◆ PROBLEM:
Give the number of lines containing the word "source", and nothing else.

(Records)
============================================================
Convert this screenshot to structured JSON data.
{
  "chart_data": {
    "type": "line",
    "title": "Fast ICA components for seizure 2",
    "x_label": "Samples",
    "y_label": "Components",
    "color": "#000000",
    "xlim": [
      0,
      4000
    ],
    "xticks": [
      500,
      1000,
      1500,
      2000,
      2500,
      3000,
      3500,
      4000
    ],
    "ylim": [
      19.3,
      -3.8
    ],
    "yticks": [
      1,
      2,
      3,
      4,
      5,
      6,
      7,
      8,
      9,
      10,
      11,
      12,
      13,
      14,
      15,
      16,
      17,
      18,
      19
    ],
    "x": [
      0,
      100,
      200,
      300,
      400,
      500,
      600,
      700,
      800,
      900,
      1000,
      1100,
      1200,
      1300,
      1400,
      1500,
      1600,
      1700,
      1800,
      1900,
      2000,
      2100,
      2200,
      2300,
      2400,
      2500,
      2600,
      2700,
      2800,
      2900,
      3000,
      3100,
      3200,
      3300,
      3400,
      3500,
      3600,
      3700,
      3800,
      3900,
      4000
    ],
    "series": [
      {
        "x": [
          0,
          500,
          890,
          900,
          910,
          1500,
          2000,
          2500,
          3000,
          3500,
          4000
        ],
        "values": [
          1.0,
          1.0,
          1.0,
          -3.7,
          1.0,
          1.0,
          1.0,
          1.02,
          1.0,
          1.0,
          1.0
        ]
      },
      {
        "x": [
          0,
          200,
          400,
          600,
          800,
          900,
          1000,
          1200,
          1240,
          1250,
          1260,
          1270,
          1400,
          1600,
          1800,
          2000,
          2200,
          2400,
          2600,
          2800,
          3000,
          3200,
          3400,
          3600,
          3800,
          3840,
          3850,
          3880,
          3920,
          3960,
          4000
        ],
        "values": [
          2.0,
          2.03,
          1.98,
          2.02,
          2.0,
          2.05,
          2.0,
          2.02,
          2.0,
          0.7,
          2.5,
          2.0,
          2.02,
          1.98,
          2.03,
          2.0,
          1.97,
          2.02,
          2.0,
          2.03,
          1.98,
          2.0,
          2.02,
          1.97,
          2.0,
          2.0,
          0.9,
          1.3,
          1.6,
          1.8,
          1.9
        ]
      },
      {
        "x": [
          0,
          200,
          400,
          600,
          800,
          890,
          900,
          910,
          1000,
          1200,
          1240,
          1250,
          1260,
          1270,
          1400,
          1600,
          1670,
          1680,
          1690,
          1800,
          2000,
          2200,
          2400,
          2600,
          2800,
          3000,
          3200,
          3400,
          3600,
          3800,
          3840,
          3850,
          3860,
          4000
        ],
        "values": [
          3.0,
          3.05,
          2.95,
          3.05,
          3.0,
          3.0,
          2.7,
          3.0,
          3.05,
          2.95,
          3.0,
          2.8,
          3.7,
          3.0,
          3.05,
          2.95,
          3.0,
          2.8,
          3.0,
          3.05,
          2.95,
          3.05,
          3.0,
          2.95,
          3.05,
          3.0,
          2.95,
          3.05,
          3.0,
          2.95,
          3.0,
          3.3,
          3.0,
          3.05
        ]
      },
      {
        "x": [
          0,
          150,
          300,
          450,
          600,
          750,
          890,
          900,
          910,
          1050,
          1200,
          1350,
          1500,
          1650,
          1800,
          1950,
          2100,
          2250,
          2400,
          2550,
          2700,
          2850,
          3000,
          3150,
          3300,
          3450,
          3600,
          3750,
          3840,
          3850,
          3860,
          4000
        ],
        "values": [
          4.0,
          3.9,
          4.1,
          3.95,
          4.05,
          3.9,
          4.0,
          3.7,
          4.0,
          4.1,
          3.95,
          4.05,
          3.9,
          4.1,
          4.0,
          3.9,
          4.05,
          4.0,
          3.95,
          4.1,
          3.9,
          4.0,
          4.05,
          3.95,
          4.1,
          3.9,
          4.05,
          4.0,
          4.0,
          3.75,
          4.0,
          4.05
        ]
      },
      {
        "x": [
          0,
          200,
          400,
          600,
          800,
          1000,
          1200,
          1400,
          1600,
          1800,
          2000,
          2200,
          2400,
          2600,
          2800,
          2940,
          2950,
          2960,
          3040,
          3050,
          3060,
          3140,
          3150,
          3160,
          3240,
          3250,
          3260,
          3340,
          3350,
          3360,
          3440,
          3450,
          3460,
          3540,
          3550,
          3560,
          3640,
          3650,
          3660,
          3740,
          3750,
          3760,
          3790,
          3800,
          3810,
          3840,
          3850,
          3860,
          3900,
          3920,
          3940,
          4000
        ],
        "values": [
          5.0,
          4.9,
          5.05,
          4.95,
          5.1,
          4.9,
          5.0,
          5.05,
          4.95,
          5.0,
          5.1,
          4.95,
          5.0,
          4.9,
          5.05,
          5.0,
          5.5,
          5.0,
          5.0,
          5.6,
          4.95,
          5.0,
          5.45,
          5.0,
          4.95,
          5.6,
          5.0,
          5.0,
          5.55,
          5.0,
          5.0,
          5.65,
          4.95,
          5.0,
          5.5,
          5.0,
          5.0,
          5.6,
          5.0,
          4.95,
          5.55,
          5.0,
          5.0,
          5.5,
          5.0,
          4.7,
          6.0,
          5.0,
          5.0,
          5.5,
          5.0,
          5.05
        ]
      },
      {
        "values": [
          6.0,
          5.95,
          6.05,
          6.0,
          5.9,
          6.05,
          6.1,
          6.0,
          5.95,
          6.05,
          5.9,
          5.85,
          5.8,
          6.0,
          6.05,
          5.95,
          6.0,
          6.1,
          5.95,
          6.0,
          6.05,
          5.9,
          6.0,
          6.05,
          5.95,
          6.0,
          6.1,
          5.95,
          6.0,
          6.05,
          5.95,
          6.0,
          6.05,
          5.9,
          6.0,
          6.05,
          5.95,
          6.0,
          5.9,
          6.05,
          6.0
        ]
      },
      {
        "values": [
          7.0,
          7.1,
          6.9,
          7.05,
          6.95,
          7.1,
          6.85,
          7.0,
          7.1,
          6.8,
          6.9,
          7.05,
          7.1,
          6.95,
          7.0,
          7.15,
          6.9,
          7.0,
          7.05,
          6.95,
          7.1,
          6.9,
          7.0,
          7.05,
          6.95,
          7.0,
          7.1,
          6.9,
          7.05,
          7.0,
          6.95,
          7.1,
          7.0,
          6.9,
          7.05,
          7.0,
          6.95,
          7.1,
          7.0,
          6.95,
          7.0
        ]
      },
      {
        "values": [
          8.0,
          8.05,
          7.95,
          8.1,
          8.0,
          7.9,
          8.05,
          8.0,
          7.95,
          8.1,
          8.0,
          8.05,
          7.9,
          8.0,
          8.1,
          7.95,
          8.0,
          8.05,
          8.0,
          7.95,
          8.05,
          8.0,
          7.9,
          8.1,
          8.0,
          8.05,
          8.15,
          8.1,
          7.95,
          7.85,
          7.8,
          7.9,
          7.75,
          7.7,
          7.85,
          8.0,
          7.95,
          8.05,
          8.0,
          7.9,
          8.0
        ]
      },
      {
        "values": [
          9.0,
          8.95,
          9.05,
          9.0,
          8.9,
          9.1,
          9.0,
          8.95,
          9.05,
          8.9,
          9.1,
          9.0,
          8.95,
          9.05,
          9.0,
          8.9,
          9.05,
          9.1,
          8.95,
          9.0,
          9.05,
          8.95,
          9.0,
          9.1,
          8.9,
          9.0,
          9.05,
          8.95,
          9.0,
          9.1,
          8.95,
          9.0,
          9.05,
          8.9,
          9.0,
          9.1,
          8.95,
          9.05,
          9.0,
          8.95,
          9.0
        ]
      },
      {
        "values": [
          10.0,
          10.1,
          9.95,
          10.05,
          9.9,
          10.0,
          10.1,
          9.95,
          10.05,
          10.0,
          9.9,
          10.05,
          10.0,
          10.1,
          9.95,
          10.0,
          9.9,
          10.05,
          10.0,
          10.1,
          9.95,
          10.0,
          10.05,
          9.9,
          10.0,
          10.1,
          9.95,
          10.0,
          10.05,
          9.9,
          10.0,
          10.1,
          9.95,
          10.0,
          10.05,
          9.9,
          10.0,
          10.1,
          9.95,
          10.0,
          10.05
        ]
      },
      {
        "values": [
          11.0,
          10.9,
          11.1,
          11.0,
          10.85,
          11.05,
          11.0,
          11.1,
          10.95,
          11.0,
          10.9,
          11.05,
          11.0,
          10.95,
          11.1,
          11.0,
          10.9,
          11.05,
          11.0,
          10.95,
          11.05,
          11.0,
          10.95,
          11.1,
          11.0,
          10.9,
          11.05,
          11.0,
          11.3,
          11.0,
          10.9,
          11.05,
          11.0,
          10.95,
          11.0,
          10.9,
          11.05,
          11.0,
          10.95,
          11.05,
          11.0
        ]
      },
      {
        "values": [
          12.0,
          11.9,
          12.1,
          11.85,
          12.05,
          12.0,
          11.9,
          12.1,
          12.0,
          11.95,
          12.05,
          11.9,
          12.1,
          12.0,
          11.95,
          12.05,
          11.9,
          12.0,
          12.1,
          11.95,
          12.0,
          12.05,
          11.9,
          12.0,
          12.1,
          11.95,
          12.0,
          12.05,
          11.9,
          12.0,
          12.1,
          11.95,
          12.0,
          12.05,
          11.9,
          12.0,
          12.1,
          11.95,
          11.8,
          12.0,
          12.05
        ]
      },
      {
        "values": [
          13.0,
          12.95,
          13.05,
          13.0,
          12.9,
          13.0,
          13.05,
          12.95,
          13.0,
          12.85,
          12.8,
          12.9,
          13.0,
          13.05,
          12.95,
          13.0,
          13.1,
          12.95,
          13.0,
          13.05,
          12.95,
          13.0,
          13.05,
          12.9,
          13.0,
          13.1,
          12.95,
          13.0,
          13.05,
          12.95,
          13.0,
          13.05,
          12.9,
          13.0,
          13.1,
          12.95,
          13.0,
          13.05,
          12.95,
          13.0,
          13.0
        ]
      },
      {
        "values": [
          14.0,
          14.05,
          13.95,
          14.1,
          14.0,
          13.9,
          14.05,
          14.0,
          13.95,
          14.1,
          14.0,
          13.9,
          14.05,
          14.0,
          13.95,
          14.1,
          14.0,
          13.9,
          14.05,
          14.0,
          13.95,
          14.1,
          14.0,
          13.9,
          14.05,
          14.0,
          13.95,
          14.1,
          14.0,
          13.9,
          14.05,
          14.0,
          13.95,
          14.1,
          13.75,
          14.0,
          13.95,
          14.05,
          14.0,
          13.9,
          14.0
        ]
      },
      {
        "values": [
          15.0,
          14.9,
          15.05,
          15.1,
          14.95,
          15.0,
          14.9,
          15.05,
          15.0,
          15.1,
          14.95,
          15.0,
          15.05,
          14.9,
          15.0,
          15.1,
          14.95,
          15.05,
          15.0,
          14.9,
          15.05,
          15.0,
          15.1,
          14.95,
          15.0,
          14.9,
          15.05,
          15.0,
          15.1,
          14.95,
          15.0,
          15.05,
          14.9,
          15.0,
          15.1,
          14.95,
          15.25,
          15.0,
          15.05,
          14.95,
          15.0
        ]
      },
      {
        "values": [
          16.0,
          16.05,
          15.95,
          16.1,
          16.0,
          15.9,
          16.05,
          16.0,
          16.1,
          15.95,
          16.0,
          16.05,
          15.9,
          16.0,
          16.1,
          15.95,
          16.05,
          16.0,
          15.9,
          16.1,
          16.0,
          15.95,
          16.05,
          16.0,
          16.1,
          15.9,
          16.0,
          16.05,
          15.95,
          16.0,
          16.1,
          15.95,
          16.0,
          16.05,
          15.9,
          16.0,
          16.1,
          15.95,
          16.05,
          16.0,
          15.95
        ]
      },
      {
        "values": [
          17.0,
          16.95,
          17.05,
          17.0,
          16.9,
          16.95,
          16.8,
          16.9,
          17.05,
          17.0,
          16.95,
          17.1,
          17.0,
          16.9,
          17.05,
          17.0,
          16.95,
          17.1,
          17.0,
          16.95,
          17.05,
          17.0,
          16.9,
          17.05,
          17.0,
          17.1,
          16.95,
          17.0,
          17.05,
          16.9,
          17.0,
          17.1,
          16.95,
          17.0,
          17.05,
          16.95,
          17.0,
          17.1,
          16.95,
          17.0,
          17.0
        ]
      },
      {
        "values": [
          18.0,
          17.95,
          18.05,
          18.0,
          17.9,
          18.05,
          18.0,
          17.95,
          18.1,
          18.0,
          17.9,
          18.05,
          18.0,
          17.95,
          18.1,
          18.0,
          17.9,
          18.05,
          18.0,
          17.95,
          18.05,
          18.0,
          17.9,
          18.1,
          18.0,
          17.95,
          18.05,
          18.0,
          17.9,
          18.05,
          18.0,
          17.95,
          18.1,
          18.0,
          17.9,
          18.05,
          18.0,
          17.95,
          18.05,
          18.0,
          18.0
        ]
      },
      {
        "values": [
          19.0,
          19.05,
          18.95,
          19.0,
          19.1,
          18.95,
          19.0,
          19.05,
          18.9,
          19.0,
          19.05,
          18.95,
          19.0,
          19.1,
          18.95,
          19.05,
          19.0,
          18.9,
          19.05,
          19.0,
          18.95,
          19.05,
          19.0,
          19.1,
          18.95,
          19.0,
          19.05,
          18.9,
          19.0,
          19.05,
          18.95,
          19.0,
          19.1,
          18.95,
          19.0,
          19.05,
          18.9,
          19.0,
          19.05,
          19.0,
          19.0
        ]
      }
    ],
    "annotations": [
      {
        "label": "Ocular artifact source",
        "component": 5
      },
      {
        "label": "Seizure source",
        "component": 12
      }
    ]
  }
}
============================================================
◆ CORRECT RESULT:
2